* [Aim] Take each line containing the word "marker" and copy it.

* [Supplied material]

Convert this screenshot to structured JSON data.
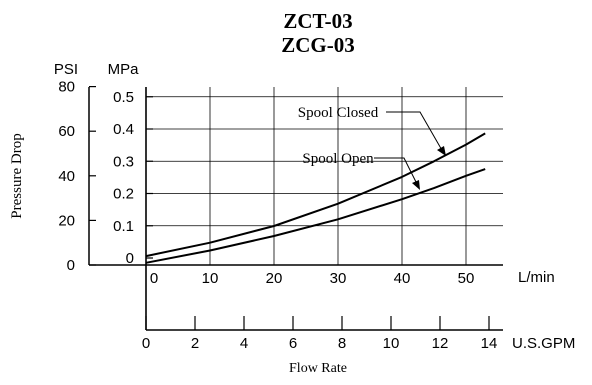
{
  "chart_data": {
    "type": "line",
    "title": "ZCT-03",
    "subtitle": "ZCG-03",
    "ylabel": "Pressure Drop",
    "xlabel": "Flow Rate",
    "y_psi": {
      "unit_label": "PSI",
      "ticks": [
        0,
        20,
        40,
        60,
        80
      ],
      "range": [
        0,
        80
      ]
    },
    "y_mpa": {
      "unit_label": "MPa",
      "ticks": [
        "0",
        "0.1",
        "0.2",
        "0.3",
        "0.4",
        "0.5"
      ],
      "range": [
        0,
        0.55
      ]
    },
    "x_lmin": {
      "unit_label": "L/min",
      "ticks": [
        0,
        10,
        20,
        30,
        40,
        50
      ],
      "range": [
        0,
        54
      ]
    },
    "x_gpm": {
      "unit_label": "U.S.GPM",
      "ticks": [
        0,
        2,
        4,
        6,
        8,
        10,
        12,
        14
      ],
      "range": [
        0,
        14.26
      ]
    },
    "grid": true,
    "series": [
      {
        "name": "Spool Closed",
        "x_lmin": [
          0,
          10,
          20,
          30,
          40,
          45,
          50,
          53
        ],
        "y_psi": [
          4,
          10,
          17.5,
          27.5,
          39.5,
          46.5,
          54,
          59
        ]
      },
      {
        "name": "Spool Open",
        "x_lmin": [
          0,
          10,
          20,
          30,
          40,
          45,
          50,
          53
        ],
        "y_psi": [
          1,
          6.5,
          13,
          20.5,
          29.5,
          34.5,
          40,
          43
        ]
      }
    ]
  }
}
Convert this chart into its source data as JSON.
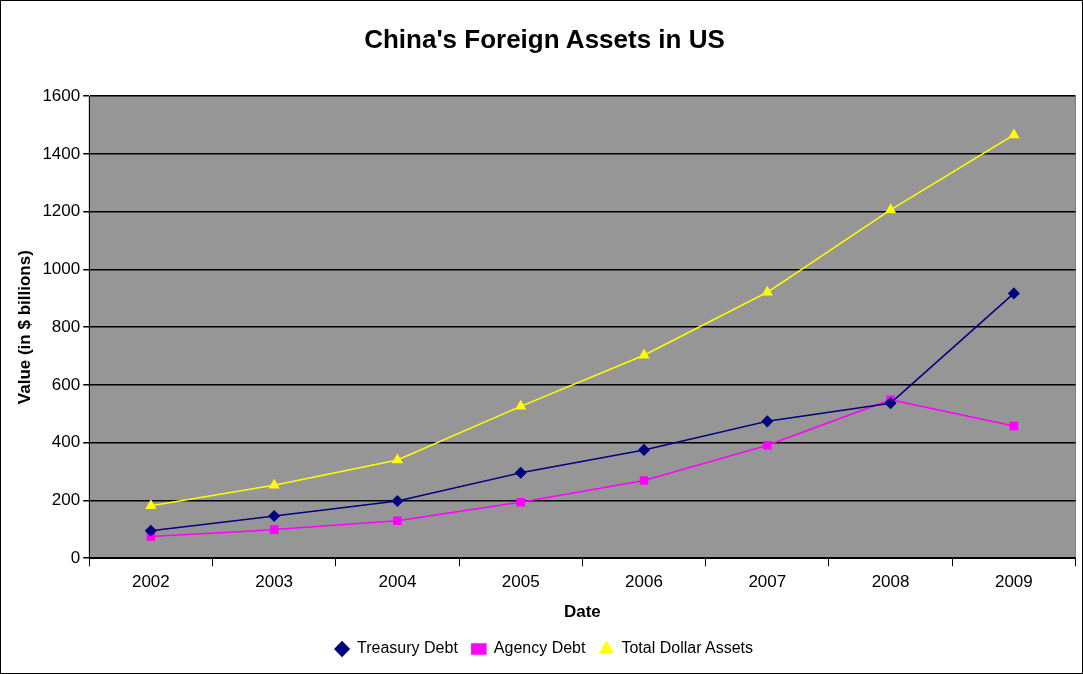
{
  "chart_data": {
    "type": "line",
    "title": "China's Foreign Assets in US",
    "xlabel": "Date",
    "ylabel": "Value (in $ billions)",
    "categories": [
      "2002",
      "2003",
      "2004",
      "2005",
      "2006",
      "2007",
      "2008",
      "2009"
    ],
    "series": [
      {
        "name": "Treasury Debt",
        "color": "#000080",
        "marker": "diamond",
        "values": [
          95,
          146,
          198,
          296,
          375,
          474,
          537,
          917
        ]
      },
      {
        "name": "Agency Debt",
        "color": "#ff00ff",
        "marker": "square",
        "values": [
          75,
          99,
          130,
          194,
          269,
          391,
          549,
          458
        ]
      },
      {
        "name": "Total Dollar Assets",
        "color": "#ffff00",
        "marker": "triangle",
        "values": [
          182,
          253,
          340,
          526,
          703,
          921,
          1206,
          1466
        ]
      }
    ],
    "ylim": [
      0,
      1600
    ],
    "yticks": [
      0,
      200,
      400,
      600,
      800,
      1000,
      1200,
      1400,
      1600
    ],
    "grid": "y",
    "legend": "bottom",
    "line_style": "solid"
  }
}
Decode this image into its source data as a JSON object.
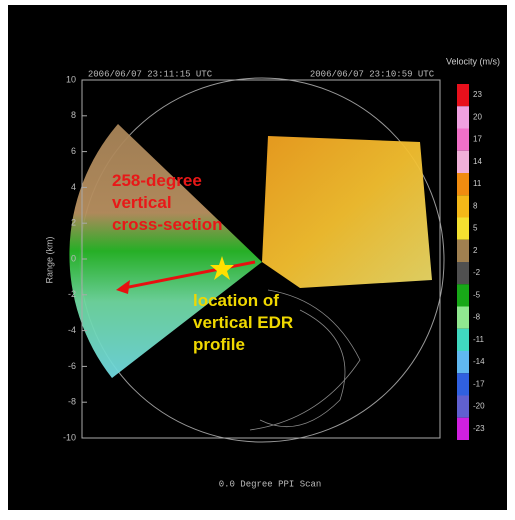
{
  "chart_data": {
    "type": "ppi",
    "left_time": "2006/06/07 23:11:15 UTC",
    "right_time": "2006/06/07 23:10:59 UTC",
    "y_label": "Range (km)",
    "ylim": [
      -10,
      10
    ],
    "yticks": [
      10,
      8,
      6,
      4,
      2,
      0,
      -2,
      -4,
      -6,
      -8,
      -10
    ],
    "footer": "0.0 Degree PPI Scan",
    "colorbar": {
      "title": "Velocity (m/s)",
      "ticks": [
        23,
        20,
        17,
        14,
        11,
        8,
        5,
        2,
        -2,
        -5,
        -8,
        -11,
        -14,
        -17,
        -20,
        -23
      ],
      "colors": [
        "#e8101c",
        "#f0a0e0",
        "#f070c8",
        "#f0b0d8",
        "#f08c10",
        "#f4b818",
        "#f4e030",
        "#a08050",
        "#505050",
        "#18a818",
        "#90e890",
        "#40d8c0",
        "#60b8f0",
        "#3060e0",
        "#6060d0",
        "#d020e0"
      ]
    },
    "annotations": [
      "258-degree vertical cross-section",
      "location of vertical EDR profile"
    ]
  }
}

* [Final result]
        "marker": "diamond",
        "marker": "square",
        "marker": "triangle",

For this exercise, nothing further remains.